**WHAT TO DO**
Your task is to repeat the lines below exactly, excluding any pictures they contain.

**DATA SUPPLIED**
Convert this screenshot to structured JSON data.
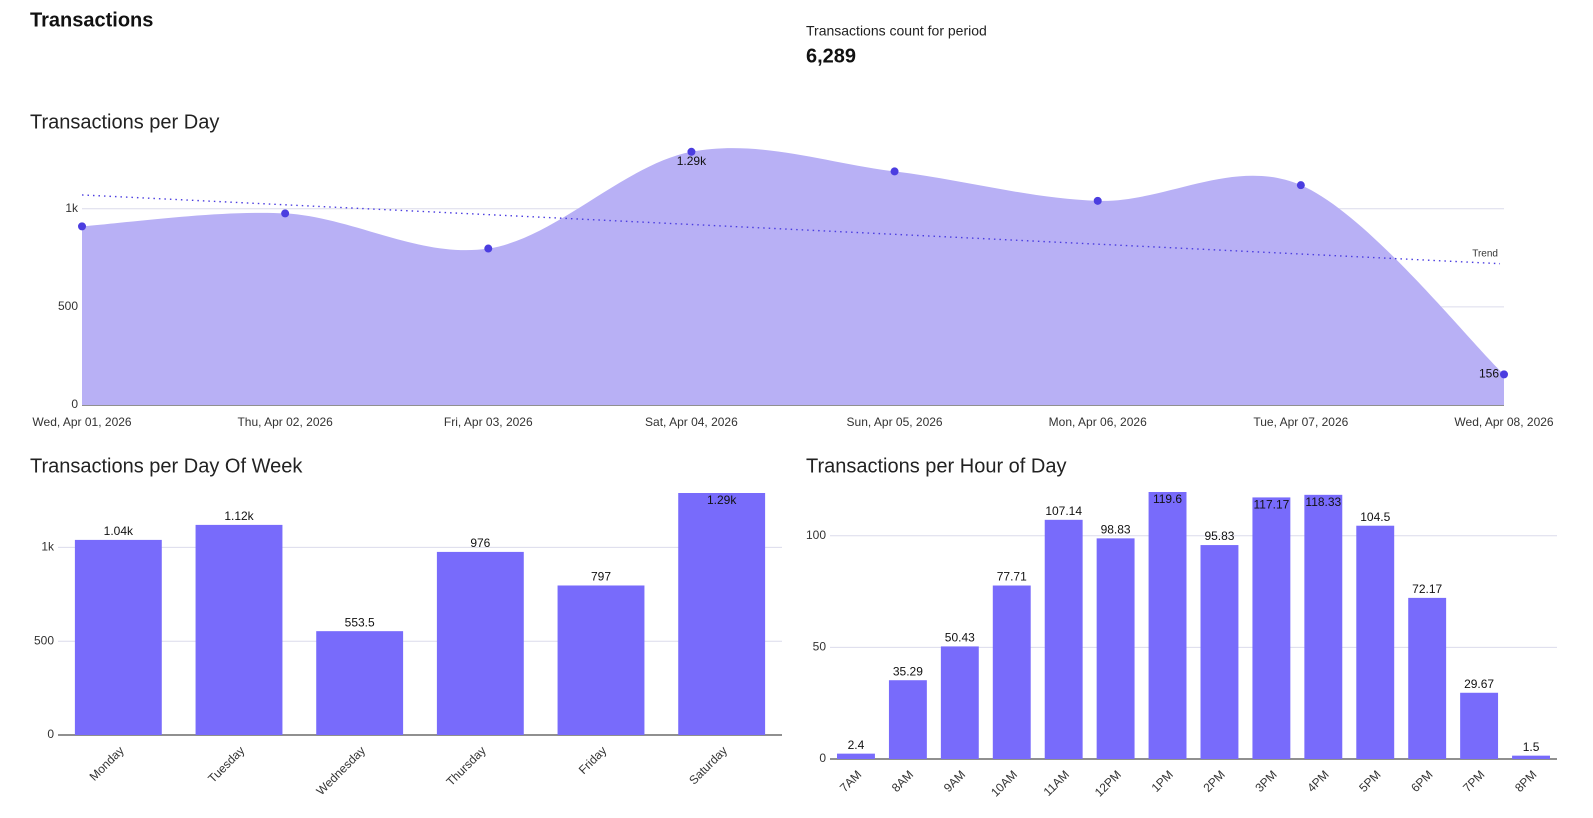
{
  "header": {
    "title": "Transactions",
    "kpi_label": "Transactions count for period",
    "kpi_value": "6,289"
  },
  "chart_data": [
    {
      "type": "area",
      "title": "Transactions per Day",
      "categories": [
        "Wed, Apr 01, 2026",
        "Thu, Apr 02, 2026",
        "Fri, Apr 03, 2026",
        "Sat, Apr 04, 2026",
        "Sun, Apr 05, 2026",
        "Mon, Apr 06, 2026",
        "Tue, Apr 07, 2026",
        "Wed, Apr 08, 2026"
      ],
      "values": [
        910,
        976,
        797,
        1290,
        1190,
        1040,
        1120,
        156
      ],
      "value_labels": [
        null,
        null,
        null,
        "1.29k",
        null,
        null,
        null,
        "156"
      ],
      "color": "#b8b0f5",
      "point_color": "#4b3de0",
      "trend": {
        "label": "Trend",
        "values": [
          1070,
          720
        ]
      },
      "ylim": [
        0,
        1350
      ],
      "yticks": [
        0,
        500,
        {
          "value": 1000,
          "label": "1k"
        }
      ],
      "grid": true
    },
    {
      "type": "bar",
      "title": "Transactions per Day Of Week",
      "categories": [
        "Monday",
        "Tuesday",
        "Wednesday",
        "Thursday",
        "Friday",
        "Saturday"
      ],
      "values": [
        1040,
        1120,
        553.5,
        976,
        797,
        1290
      ],
      "value_labels": [
        "1.04k",
        "1.12k",
        "553.5",
        "976",
        "797",
        "1.29k"
      ],
      "color": "#786bfb",
      "ylim": [
        0,
        1290
      ],
      "yticks": [
        0,
        500,
        {
          "value": 1000,
          "label": "1k"
        }
      ],
      "grid": true
    },
    {
      "type": "bar",
      "title": "Transactions per Hour of Day",
      "categories": [
        "7AM",
        "8AM",
        "9AM",
        "10AM",
        "11AM",
        "12PM",
        "1PM",
        "2PM",
        "3PM",
        "4PM",
        "5PM",
        "6PM",
        "7PM",
        "8PM"
      ],
      "values": [
        2.4,
        35.29,
        50.43,
        77.71,
        107.14,
        98.83,
        119.6,
        95.83,
        117.17,
        118.33,
        104.5,
        72.17,
        29.67,
        1.5
      ],
      "color": "#786bfb",
      "ylim": [
        0,
        119.6
      ],
      "yticks": [
        0,
        50,
        100
      ],
      "grid": true
    }
  ]
}
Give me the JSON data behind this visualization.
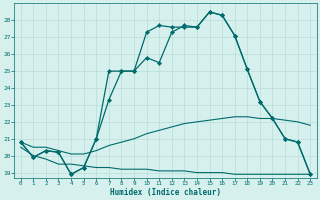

**EXPECTED OUTPUT**
Convert this screenshot to structured JSON data.
{
  "header": {
    "title": "Transactions",
    "kpi_label": "Transactions count for period",
    "kpi_value": "6,289"
  },
  "chart_data": [
    {
      "type": "area",
      "title": "Transactions per Day",
      "categories": [
        "Wed, Apr 01, 2026",
        "Thu, Apr 02, 2026",
        "Fri, Apr 03, 2026",
        "Sat, Apr 04, 2026",
        "Sun, Apr 05, 2026",
        "Mon, Apr 06, 2026",
        "Tue, Apr 07, 2026",
        "Wed, Apr 08, 2026"
      ],
      "values": [
        910,
        976,
        797,
        1290,
        1190,
        1040,
        1120,
        156
      ],
      "value_labels": [
        null,
        null,
        null,
        "1.29k",
        null,
        null,
        null,
        "156"
      ],
      "color": "#b8b0f5",
      "point_color": "#4b3de0",
      "trend": {
        "label": "Trend",
        "values": [
          1070,
          720
        ]
      },
      "ylim": [
        0,
        1350
      ],
      "yticks": [
        0,
        500,
        {
          "value": 1000,
          "label": "1k"
        }
      ],
      "grid": true
    },
    {
      "type": "bar",
      "title": "Transactions per Day Of Week",
      "categories": [
        "Monday",
        "Tuesday",
        "Wednesday",
        "Thursday",
        "Friday",
        "Saturday"
      ],
      "values": [
        1040,
        1120,
        553.5,
        976,
        797,
        1290
      ],
      "value_labels": [
        "1.04k",
        "1.12k",
        "553.5",
        "976",
        "797",
        "1.29k"
      ],
      "color": "#786bfb",
      "ylim": [
        0,
        1290
      ],
      "yticks": [
        0,
        500,
        {
          "value": 1000,
          "label": "1k"
        }
      ],
      "grid": true
    },
    {
      "type": "bar",
      "title": "Transactions per Hour of Day",
      "categories": [
        "7AM",
        "8AM",
        "9AM",
        "10AM",
        "11AM",
        "12PM",
        "1PM",
        "2PM",
        "3PM",
        "4PM",
        "5PM",
        "6PM",
        "7PM",
        "8PM"
      ],
      "values": [
        2.4,
        35.29,
        50.43,
        77.71,
        107.14,
        98.83,
        119.6,
        95.83,
        117.17,
        118.33,
        104.5,
        72.17,
        29.67,
        1.5
      ],
      "color": "#786bfb",
      "ylim": [
        0,
        119.6
      ],
      "yticks": [
        0,
        50,
        100
      ],
      "grid": true
    }
  ]
}
Give me the JSON data behind this visualization.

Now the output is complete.